--- To be done ---
Every line containing the word "警戒水位" needs to be found and copied.

--- Input records ---
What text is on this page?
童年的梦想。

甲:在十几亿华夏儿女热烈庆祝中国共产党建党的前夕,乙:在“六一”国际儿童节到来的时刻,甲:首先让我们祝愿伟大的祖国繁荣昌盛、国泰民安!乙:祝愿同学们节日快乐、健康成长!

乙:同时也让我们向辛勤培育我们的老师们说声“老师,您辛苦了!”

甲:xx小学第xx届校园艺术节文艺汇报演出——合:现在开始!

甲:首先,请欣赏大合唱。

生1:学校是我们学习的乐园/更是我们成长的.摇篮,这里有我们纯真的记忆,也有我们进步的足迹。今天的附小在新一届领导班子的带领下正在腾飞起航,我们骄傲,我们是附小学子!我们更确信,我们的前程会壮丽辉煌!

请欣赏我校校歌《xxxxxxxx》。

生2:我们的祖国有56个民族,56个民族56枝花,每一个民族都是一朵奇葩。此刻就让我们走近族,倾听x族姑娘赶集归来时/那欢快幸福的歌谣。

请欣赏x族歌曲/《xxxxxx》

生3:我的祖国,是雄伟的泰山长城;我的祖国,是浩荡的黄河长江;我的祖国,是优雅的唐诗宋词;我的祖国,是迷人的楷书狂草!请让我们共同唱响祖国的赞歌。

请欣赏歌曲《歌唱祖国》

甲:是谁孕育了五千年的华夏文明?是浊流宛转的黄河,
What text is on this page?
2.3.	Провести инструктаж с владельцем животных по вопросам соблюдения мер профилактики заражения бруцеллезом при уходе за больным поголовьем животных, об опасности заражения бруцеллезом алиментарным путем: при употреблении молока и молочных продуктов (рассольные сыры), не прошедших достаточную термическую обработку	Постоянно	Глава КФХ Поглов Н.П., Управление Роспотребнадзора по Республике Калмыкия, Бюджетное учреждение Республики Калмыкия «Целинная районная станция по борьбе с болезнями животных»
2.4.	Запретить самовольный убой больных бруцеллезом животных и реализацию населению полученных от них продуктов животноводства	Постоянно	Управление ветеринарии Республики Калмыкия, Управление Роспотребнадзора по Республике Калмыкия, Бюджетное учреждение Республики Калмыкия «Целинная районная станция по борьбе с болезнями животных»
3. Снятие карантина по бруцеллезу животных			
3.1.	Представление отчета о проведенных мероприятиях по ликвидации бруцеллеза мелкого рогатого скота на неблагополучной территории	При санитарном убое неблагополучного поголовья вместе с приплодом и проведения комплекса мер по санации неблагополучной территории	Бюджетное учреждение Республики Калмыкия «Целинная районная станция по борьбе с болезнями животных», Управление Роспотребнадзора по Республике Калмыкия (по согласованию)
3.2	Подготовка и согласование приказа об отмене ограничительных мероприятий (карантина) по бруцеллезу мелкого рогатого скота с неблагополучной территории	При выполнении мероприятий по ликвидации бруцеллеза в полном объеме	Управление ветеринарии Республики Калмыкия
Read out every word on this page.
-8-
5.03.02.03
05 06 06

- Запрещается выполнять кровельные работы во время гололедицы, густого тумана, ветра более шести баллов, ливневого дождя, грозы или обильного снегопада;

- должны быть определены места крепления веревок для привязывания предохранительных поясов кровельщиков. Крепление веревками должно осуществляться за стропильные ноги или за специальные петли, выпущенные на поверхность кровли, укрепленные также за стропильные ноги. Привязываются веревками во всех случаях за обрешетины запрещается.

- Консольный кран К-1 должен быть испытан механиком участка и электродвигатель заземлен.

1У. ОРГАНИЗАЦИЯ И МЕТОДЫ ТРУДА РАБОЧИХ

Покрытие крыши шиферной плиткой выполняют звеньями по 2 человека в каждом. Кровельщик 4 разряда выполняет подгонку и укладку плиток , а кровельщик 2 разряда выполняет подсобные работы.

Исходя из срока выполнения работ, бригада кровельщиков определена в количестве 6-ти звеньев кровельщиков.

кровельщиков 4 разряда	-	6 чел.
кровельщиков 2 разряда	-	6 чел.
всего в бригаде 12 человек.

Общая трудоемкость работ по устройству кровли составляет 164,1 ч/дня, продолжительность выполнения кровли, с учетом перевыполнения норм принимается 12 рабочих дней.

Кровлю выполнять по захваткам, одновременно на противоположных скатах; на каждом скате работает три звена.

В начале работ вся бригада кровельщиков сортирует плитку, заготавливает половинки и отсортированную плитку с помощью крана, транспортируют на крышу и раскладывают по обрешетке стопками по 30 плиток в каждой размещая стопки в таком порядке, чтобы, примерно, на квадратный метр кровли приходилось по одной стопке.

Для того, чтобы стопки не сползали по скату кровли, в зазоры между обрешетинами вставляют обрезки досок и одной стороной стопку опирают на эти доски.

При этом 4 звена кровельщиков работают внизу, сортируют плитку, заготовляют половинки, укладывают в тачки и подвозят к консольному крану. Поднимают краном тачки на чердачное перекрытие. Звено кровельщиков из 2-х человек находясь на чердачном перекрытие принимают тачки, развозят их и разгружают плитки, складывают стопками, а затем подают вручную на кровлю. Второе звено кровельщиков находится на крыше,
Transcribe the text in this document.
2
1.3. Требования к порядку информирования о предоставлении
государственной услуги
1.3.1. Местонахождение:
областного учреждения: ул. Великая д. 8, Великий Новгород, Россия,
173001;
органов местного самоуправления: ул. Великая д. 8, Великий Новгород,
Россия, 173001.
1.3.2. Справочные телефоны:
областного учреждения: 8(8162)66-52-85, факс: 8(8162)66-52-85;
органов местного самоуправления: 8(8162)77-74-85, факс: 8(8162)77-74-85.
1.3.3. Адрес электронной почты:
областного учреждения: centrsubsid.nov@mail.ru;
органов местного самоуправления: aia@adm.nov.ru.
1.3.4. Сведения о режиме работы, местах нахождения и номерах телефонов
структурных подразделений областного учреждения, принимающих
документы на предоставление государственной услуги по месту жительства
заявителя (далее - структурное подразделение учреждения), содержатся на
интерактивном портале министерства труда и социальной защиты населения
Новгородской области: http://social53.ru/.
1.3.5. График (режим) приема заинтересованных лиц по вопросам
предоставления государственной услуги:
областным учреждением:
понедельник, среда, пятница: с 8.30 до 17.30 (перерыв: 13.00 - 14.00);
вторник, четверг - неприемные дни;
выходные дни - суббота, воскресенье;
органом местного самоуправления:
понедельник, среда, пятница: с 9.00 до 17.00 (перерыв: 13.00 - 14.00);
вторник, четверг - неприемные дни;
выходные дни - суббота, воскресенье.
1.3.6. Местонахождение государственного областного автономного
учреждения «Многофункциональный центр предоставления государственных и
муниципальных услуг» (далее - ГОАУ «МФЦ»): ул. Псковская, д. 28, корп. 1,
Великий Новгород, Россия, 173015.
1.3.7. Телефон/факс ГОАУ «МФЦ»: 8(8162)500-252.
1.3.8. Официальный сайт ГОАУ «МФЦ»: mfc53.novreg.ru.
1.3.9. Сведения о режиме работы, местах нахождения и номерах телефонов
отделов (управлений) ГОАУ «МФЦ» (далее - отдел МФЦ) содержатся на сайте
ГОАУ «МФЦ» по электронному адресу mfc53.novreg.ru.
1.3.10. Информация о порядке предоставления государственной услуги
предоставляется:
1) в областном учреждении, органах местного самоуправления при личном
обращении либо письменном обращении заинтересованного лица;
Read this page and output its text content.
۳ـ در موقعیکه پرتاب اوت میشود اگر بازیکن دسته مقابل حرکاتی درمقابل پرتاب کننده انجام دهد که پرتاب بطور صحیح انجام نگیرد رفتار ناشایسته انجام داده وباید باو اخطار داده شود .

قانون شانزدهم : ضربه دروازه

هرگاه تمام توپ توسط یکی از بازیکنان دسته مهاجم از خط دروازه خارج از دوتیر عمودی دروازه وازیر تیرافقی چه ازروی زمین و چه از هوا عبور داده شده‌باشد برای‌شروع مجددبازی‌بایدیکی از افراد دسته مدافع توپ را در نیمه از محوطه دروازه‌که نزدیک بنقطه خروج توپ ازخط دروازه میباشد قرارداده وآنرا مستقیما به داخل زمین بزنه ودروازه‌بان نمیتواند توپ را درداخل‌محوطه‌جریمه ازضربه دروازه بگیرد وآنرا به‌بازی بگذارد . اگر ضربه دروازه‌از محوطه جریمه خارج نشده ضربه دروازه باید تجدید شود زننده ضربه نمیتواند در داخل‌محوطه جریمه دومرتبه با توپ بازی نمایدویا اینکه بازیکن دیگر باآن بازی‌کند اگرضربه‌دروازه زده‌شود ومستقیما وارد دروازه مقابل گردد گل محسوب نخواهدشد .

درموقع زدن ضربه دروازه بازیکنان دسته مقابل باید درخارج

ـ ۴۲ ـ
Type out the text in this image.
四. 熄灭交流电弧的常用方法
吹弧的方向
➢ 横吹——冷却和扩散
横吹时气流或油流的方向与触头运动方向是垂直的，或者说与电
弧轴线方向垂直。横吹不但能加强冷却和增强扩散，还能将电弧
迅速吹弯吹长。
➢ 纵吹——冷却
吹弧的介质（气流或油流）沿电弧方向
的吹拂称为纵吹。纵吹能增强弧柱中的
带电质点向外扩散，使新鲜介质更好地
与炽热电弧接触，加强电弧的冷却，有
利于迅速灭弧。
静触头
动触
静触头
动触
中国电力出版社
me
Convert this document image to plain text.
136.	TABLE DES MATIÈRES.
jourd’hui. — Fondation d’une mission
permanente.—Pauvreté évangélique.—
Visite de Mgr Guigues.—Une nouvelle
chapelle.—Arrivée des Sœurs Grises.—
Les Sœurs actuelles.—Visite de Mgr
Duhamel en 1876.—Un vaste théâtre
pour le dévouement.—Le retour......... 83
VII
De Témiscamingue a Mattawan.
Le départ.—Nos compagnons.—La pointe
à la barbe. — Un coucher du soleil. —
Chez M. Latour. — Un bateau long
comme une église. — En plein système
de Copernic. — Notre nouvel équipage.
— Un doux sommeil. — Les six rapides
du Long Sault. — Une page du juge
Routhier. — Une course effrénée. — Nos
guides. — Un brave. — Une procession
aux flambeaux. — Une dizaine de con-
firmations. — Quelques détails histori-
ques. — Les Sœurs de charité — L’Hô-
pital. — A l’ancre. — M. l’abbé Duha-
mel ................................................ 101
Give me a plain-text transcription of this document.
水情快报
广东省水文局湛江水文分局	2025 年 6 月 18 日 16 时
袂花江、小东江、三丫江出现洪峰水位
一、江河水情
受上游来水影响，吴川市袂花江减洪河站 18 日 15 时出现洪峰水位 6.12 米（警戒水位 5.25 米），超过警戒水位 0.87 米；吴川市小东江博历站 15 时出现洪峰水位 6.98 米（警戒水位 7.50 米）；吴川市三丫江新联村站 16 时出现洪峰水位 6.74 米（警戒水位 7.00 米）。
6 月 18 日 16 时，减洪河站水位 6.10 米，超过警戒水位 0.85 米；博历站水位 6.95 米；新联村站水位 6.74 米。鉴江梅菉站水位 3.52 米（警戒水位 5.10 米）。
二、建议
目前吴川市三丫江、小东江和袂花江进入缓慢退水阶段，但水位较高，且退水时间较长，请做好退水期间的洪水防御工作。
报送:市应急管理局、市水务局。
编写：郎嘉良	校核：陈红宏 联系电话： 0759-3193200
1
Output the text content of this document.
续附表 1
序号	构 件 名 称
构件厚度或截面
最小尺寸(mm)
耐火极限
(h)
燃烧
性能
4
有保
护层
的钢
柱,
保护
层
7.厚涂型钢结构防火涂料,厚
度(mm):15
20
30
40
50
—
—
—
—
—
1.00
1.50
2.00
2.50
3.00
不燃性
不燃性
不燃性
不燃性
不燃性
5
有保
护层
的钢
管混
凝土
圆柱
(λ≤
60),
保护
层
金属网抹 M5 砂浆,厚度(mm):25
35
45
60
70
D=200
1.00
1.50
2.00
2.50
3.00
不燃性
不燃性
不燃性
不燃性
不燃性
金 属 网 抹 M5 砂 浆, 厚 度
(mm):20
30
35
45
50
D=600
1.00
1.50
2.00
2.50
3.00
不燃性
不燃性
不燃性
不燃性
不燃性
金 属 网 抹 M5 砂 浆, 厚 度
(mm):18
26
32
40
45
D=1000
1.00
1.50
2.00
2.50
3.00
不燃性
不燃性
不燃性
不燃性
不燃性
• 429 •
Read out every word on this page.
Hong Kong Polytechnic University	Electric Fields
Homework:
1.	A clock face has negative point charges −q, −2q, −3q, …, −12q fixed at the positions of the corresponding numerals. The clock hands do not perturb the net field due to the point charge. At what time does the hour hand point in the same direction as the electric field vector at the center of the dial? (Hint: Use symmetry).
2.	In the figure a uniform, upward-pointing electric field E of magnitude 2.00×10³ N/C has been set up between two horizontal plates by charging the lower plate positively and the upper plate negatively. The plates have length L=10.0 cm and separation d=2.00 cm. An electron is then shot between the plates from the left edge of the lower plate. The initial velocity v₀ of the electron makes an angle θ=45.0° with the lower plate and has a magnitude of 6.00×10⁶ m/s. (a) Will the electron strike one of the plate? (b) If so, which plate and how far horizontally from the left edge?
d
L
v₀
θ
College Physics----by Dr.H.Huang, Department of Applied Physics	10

--- Full answer ---
受上游来水影响，吴川市袂花江减洪河站 18 日 15 时出现洪峰水位 6.12 米（警戒水位 5.25 米），超过警戒水位 0.87 米；吴川市小东江博历站 15 时出现洪峰水位 6.98 米（警戒水位 7.50 米）；吴川市三丫江新联村站 16 时出现洪峰水位 6.74 米（警戒水位 7.00 米）。
6 月 18 日 16 时，减洪河站水位 6.10 米，超过警戒水位 0.85 米；博历站水位 6.95 米；新联村站水位 6.74 米。鉴江梅菉站水位 3.52 米（警戒水位 5.10 米）。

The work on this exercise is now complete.